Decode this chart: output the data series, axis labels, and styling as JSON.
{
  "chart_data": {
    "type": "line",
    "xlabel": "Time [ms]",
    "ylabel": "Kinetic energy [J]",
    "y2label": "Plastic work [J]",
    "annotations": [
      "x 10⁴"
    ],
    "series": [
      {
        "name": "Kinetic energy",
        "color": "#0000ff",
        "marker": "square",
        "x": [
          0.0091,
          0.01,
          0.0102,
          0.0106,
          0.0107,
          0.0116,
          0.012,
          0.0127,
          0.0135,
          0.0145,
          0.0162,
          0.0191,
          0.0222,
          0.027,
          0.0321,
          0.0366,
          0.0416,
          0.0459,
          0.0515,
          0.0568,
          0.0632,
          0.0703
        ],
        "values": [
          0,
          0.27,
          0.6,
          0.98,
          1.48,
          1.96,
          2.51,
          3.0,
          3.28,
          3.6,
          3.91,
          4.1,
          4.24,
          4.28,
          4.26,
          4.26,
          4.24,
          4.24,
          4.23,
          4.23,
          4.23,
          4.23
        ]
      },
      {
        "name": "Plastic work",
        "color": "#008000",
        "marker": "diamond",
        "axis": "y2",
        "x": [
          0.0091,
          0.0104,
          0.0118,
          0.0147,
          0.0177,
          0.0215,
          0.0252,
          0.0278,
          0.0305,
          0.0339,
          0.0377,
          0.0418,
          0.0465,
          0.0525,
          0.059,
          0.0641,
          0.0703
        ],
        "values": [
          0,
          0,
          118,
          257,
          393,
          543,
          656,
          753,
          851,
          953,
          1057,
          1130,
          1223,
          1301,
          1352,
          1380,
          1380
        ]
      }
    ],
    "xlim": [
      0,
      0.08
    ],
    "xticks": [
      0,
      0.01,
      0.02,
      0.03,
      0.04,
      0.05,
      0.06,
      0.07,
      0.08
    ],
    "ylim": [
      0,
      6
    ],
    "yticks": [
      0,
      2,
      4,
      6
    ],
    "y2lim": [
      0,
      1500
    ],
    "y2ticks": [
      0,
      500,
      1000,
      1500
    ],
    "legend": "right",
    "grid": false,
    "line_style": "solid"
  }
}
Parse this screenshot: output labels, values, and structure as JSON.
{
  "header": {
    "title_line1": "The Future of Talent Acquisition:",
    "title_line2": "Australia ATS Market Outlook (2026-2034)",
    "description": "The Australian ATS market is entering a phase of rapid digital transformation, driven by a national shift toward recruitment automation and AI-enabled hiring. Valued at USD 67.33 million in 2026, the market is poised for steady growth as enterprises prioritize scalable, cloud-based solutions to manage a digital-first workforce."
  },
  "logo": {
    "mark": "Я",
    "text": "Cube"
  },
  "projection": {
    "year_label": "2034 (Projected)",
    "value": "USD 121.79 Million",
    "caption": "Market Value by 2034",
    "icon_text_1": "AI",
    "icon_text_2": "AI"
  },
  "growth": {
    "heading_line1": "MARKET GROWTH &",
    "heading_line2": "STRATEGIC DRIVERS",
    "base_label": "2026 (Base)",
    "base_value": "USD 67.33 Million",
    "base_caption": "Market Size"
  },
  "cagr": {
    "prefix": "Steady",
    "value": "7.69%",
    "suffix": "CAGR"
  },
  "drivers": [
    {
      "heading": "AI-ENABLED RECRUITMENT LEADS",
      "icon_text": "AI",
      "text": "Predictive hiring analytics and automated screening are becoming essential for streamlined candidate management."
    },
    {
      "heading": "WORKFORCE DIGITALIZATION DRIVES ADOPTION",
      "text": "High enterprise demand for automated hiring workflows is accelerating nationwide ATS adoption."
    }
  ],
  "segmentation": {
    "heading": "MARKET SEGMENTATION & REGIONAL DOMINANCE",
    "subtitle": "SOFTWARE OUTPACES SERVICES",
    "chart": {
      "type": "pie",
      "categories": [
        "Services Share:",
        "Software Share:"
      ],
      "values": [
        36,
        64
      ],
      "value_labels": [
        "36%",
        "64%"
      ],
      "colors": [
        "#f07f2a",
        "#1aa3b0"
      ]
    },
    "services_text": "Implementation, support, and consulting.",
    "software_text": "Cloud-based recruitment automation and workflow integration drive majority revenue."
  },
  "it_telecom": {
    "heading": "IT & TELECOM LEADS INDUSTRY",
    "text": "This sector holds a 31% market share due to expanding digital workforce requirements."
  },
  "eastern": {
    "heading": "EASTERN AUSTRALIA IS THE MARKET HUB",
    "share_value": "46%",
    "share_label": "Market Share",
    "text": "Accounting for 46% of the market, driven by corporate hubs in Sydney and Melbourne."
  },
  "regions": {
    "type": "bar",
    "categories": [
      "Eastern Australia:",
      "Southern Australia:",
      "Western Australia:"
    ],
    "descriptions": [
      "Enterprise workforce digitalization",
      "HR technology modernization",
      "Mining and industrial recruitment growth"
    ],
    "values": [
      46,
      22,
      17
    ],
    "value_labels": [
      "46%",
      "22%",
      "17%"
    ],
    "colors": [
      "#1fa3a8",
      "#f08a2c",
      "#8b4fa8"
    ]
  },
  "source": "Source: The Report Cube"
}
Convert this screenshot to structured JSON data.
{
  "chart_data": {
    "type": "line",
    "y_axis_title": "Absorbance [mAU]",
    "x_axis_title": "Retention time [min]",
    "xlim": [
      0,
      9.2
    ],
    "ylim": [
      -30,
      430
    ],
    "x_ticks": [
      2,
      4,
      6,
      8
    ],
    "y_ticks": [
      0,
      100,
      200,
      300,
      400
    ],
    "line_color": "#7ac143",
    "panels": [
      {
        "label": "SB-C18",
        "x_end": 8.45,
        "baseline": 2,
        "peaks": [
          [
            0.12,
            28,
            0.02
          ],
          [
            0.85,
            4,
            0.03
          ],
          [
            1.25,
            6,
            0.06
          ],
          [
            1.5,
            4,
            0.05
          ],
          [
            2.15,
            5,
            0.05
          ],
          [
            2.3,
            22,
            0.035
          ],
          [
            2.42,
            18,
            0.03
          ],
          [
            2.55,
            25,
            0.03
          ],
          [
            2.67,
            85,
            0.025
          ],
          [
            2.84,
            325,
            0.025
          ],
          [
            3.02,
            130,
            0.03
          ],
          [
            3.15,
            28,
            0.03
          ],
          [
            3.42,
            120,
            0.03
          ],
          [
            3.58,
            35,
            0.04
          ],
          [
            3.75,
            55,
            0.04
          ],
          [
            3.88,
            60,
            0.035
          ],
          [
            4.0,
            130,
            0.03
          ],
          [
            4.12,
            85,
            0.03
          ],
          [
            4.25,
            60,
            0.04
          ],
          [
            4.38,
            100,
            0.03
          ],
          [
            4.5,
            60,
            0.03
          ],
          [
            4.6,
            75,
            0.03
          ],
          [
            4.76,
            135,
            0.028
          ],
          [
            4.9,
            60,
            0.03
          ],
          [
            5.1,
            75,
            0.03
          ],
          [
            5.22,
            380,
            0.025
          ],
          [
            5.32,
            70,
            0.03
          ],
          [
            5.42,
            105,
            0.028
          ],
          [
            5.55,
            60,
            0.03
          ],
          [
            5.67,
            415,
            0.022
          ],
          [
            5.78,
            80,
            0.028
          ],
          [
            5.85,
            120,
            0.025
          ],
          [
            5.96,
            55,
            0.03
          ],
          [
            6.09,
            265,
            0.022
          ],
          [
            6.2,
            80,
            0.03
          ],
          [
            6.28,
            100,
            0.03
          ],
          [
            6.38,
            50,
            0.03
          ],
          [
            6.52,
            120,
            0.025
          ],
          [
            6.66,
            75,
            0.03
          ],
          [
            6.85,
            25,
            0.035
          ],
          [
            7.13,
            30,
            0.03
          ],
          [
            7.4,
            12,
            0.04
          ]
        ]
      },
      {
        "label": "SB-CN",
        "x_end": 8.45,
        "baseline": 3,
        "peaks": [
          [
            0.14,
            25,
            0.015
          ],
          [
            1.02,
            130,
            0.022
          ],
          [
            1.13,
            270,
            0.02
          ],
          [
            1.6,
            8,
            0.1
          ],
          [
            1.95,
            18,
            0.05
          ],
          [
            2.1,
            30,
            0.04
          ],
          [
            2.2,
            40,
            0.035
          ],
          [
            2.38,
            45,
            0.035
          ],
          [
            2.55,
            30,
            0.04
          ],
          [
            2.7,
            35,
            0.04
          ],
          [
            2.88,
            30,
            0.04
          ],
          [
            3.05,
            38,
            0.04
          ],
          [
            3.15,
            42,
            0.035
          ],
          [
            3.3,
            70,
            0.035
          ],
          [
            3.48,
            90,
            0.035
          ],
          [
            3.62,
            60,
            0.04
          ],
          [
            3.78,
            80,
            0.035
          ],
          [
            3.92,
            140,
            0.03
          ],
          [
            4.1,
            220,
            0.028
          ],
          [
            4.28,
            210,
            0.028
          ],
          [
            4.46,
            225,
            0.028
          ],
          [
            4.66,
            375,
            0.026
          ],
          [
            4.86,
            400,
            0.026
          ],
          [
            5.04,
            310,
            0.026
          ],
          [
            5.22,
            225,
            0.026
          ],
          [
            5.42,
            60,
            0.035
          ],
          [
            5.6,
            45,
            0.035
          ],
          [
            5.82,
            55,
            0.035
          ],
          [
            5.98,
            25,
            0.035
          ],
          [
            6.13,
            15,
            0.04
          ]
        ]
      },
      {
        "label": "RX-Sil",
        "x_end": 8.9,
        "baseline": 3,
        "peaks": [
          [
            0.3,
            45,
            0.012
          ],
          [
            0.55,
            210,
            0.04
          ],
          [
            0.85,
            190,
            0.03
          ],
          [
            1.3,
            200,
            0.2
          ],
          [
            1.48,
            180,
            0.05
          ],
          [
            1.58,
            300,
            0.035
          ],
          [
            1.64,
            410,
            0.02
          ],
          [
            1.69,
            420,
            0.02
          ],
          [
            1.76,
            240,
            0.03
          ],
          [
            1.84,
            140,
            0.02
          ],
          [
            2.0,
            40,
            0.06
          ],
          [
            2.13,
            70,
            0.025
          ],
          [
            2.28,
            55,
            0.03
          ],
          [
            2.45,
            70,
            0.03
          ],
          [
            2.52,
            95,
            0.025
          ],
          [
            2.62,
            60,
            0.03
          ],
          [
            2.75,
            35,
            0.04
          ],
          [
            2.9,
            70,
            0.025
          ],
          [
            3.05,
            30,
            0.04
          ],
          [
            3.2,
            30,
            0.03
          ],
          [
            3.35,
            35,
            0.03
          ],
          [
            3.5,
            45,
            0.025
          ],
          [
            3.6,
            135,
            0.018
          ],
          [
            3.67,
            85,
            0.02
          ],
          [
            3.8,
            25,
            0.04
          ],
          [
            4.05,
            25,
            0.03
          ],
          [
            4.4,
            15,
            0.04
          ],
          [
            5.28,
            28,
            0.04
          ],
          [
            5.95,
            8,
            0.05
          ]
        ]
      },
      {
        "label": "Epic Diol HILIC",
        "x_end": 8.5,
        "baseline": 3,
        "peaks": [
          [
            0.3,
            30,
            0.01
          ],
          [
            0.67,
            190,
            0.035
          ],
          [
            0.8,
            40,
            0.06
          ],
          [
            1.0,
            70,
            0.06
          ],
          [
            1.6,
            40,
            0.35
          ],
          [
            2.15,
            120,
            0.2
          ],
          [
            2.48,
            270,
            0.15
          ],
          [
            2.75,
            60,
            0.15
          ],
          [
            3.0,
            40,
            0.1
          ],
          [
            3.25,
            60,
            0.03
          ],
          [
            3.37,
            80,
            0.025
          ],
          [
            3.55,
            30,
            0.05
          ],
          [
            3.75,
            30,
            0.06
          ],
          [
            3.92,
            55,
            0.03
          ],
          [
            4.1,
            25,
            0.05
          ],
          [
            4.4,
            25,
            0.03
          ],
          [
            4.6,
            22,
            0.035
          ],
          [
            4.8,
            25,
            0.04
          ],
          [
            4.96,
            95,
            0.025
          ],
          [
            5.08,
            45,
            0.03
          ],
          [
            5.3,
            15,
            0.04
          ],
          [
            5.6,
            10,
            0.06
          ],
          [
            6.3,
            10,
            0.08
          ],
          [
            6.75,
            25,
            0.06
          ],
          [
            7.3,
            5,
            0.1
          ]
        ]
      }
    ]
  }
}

Set exercise: Which lines hold the word "energy"? Copy all of them.

Final answer:
    "ylabel": "Kinetic energy [J]",
        "name": "Kinetic energy",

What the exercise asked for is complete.